-- begin Exercise inputs --

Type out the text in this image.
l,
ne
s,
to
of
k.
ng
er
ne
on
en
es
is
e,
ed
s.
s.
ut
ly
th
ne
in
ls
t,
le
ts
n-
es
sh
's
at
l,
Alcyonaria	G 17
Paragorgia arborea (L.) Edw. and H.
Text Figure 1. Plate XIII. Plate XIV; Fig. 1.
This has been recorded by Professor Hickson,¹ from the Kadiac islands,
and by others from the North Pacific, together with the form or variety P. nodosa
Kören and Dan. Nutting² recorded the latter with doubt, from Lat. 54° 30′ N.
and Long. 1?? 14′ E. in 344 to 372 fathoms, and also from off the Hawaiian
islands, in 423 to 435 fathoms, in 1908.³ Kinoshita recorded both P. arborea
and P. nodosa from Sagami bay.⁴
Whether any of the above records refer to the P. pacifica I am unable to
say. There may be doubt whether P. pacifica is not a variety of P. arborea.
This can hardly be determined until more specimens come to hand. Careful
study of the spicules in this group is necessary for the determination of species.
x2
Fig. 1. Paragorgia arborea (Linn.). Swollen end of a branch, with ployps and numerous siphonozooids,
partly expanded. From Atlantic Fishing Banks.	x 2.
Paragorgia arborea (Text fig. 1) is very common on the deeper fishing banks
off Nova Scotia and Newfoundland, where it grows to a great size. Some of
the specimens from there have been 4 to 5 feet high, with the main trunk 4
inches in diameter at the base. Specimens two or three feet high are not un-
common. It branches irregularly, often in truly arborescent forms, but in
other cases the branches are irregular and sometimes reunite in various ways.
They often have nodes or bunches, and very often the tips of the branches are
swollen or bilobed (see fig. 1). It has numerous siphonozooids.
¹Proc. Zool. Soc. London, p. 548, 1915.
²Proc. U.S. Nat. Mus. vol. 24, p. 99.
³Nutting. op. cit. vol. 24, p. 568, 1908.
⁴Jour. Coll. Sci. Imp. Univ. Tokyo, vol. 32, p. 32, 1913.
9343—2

-- end Exercise inputs --

Problem requirements
From the first line to the last, please quote the material above exactly.

Exercise result
Type out the text in this image.
l,
ne
s,
to
of
k.
ng
er
ne
on
en
es
is
e,
ed
s.
s.
ut
ly
th
ne
in
ls
t,
le
ts
n-
es
sh
's
at
l,
Alcyonaria	G 17
Paragorgia arborea (L.) Edw. and H.
Text Figure 1. Plate XIII. Plate XIV; Fig. 1.
This has been recorded by Professor Hickson,¹ from the Kadiac islands,
and by others from the North Pacific, together with the form or variety P. nodosa
Kören and Dan. Nutting² recorded the latter with doubt, from Lat. 54° 30′ N.
and Long. 1?? 14′ E. in 344 to 372 fathoms, and also from off the Hawaiian
islands, in 423 to 435 fathoms, in 1908.³ Kinoshita recorded both P. arborea
and P. nodosa from Sagami bay.⁴
Whether any of the above records refer to the P. pacifica I am unable to
say. There may be doubt whether P. pacifica is not a variety of P. arborea.
This can hardly be determined until more specimens come to hand. Careful
study of the spicules in this group is necessary for the determination of species.
x2
Fig. 1. Paragorgia arborea (Linn.). Swollen end of a branch, with ployps and numerous siphonozooids,
partly expanded. From Atlantic Fishing Banks.	x 2.
Paragorgia arborea (Text fig. 1) is very common on the deeper fishing banks
off Nova Scotia and Newfoundland, where it grows to a great size. Some of
the specimens from there have been 4 to 5 feet high, with the main trunk 4
inches in diameter at the base. Specimens two or three feet high are not un-
common. It branches irregularly, often in truly arborescent forms, but in
other cases the branches are irregular and sometimes reunite in various ways.
They often have nodes or bunches, and very often the tips of the branches are
swollen or bilobed (see fig. 1). It has numerous siphonozooids.
¹Proc. Zool. Soc. London, p. 548, 1915.
²Proc. U.S. Nat. Mus. vol. 24, p. 99.
³Nutting. op. cit. vol. 24, p. 568, 1908.
⁴Jour. Coll. Sci. Imp. Univ. Tokyo, vol. 32, p. 32, 1913.
9343—2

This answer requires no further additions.